Exercise directions
Below are some records; retype all of them exactly.

Records that describe figures
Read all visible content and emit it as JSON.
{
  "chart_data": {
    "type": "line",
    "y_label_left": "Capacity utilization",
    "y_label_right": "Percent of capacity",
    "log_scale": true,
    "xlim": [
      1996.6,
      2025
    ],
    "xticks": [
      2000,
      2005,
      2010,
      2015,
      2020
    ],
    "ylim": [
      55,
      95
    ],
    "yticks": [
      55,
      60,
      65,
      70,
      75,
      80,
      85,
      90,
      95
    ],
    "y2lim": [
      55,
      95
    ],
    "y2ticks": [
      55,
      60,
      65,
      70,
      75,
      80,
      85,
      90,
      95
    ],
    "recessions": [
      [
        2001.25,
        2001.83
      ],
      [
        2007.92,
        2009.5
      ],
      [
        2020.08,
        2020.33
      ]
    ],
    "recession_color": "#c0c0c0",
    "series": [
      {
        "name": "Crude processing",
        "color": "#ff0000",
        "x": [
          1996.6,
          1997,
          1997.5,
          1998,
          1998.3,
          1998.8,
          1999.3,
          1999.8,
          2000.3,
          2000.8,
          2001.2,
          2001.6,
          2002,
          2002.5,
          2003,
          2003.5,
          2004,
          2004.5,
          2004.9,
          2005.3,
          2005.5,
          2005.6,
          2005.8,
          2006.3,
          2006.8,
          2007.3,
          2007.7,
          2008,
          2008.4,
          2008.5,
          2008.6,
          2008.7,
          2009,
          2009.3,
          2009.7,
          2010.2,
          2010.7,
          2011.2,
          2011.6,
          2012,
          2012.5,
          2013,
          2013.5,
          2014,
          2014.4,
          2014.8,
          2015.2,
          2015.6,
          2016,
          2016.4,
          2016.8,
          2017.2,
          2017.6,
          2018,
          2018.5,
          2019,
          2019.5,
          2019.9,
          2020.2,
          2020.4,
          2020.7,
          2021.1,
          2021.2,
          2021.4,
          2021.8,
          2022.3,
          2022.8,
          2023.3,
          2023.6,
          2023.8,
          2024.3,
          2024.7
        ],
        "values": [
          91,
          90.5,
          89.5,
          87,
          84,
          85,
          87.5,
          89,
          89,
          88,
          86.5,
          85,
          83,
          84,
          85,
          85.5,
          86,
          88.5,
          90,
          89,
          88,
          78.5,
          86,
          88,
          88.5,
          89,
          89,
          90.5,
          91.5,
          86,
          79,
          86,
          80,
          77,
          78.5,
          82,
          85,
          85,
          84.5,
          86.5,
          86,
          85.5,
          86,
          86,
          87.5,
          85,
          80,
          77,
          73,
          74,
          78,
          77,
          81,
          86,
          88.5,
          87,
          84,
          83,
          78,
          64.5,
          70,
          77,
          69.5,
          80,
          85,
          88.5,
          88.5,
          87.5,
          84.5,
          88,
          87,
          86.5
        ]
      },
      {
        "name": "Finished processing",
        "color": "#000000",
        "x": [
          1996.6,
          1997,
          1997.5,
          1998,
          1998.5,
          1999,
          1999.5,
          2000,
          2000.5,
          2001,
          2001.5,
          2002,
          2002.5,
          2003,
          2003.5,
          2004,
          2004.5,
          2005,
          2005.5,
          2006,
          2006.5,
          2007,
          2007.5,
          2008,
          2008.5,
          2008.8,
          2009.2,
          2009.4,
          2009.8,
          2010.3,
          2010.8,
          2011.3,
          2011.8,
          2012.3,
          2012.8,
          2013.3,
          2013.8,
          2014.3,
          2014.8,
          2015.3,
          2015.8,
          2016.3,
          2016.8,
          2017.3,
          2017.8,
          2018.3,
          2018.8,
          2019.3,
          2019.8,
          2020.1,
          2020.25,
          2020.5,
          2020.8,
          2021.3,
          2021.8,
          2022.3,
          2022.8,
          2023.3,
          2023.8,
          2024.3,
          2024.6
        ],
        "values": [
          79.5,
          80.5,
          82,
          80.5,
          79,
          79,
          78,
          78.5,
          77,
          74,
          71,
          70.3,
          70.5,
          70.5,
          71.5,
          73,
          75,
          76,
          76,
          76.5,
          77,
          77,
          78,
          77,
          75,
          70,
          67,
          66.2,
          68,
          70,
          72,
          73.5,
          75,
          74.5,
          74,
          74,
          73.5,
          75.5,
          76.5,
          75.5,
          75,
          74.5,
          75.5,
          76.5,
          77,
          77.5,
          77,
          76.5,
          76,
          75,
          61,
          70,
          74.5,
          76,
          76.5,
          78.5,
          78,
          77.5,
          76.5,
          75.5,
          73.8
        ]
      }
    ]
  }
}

Response to this exercise
Read all visible content and emit it as JSON.
{
  "chart_data": {
    "type": "line",
    "y_label_left": "Capacity utilization",
    "y_label_right": "Percent of capacity",
    "log_scale": true,
    "xlim": [
      1996.6,
      2025
    ],
    "xticks": [
      2000,
      2005,
      2010,
      2015,
      2020
    ],
    "ylim": [
      55,
      95
    ],
    "yticks": [
      55,
      60,
      65,
      70,
      75,
      80,
      85,
      90,
      95
    ],
    "y2lim": [
      55,
      95
    ],
    "y2ticks": [
      55,
      60,
      65,
      70,
      75,
      80,
      85,
      90,
      95
    ],
    "recessions": [
      [
        2001.25,
        2001.83
      ],
      [
        2007.92,
        2009.5
      ],
      [
        2020.08,
        2020.33
      ]
    ],
    "recession_color": "#c0c0c0",
    "series": [
      {
        "name": "Crude processing",
        "color": "#ff0000",
        "x": [
          1996.6,
          1997,
          1997.5,
          1998,
          1998.3,
          1998.8,
          1999.3,
          1999.8,
          2000.3,
          2000.8,
          2001.2,
          2001.6,
          2002,
          2002.5,
          2003,
          2003.5,
          2004,
          2004.5,
          2004.9,
          2005.3,
          2005.5,
          2005.6,
          2005.8,
          2006.3,
          2006.8,
          2007.3,
          2007.7,
          2008,
          2008.4,
          2008.5,
          2008.6,
          2008.7,
          2009,
          2009.3,
          2009.7,
          2010.2,
          2010.7,
          2011.2,
          2011.6,
          2012,
          2012.5,
          2013,
          2013.5,
          2014,
          2014.4,
          2014.8,
          2015.2,
          2015.6,
          2016,
          2016.4,
          2016.8,
          2017.2,
          2017.6,
          2018,
          2018.5,
          2019,
          2019.5,
          2019.9,
          2020.2,
          2020.4,
          2020.7,
          2021.1,
          2021.2,
          2021.4,
          2021.8,
          2022.3,
          2022.8,
          2023.3,
          2023.6,
          2023.8,
          2024.3,
          2024.7
        ],
        "values": [
          91,
          90.5,
          89.5,
          87,
          84,
          85,
          87.5,
          89,
          89,
          88,
          86.5,
          85,
          83,
          84,
          85,
          85.5,
          86,
          88.5,
          90,
          89,
          88,
          78.5,
          86,
          88,
          88.5,
          89,
          89,
          90.5,
          91.5,
          86,
          79,
          86,
          80,
          77,
          78.5,
          82,
          85,
          85,
          84.5,
          86.5,
          86,
          85.5,
          86,
          86,
          87.5,
          85,
          80,
          77,
          73,
          74,
          78,
          77,
          81,
          86,
          88.5,
          87,
          84,
          83,
          78,
          64.5,
          70,
          77,
          69.5,
          80,
          85,
          88.5,
          88.5,
          87.5,
          84.5,
          88,
          87,
          86.5
        ]
      },
      {
        "name": "Finished processing",
        "color": "#000000",
        "x": [
          1996.6,
          1997,
          1997.5,
          1998,
          1998.5,
          1999,
          1999.5,
          2000,
          2000.5,
          2001,
          2001.5,
          2002,
          2002.5,
          2003,
          2003.5,
          2004,
          2004.5,
          2005,
          2005.5,
          2006,
          2006.5,
          2007,
          2007.5,
          2008,
          2008.5,
          2008.8,
          2009.2,
          2009.4,
          2009.8,
          2010.3,
          2010.8,
          2011.3,
          2011.8,
          2012.3,
          2012.8,
          2013.3,
          2013.8,
          2014.3,
          2014.8,
          2015.3,
          2015.8,
          2016.3,
          2016.8,
          2017.3,
          2017.8,
          2018.3,
          2018.8,
          2019.3,
          2019.8,
          2020.1,
          2020.25,
          2020.5,
          2020.8,
          2021.3,
          2021.8,
          2022.3,
          2022.8,
          2023.3,
          2023.8,
          2024.3,
          2024.6
        ],
        "values": [
          79.5,
          80.5,
          82,
          80.5,
          79,
          79,
          78,
          78.5,
          77,
          74,
          71,
          70.3,
          70.5,
          70.5,
          71.5,
          73,
          75,
          76,
          76,
          76.5,
          77,
          77,
          78,
          77,
          75,
          70,
          67,
          66.2,
          68,
          70,
          72,
          73.5,
          75,
          74.5,
          74,
          74,
          73.5,
          75.5,
          76.5,
          75.5,
          75,
          74.5,
          75.5,
          76.5,
          77,
          77.5,
          77,
          76.5,
          76,
          75,
          61,
          70,
          74.5,
          76,
          76.5,
          78.5,
          78,
          77.5,
          76.5,
          75.5,
          73.8
        ]
      }
    ]
  }
}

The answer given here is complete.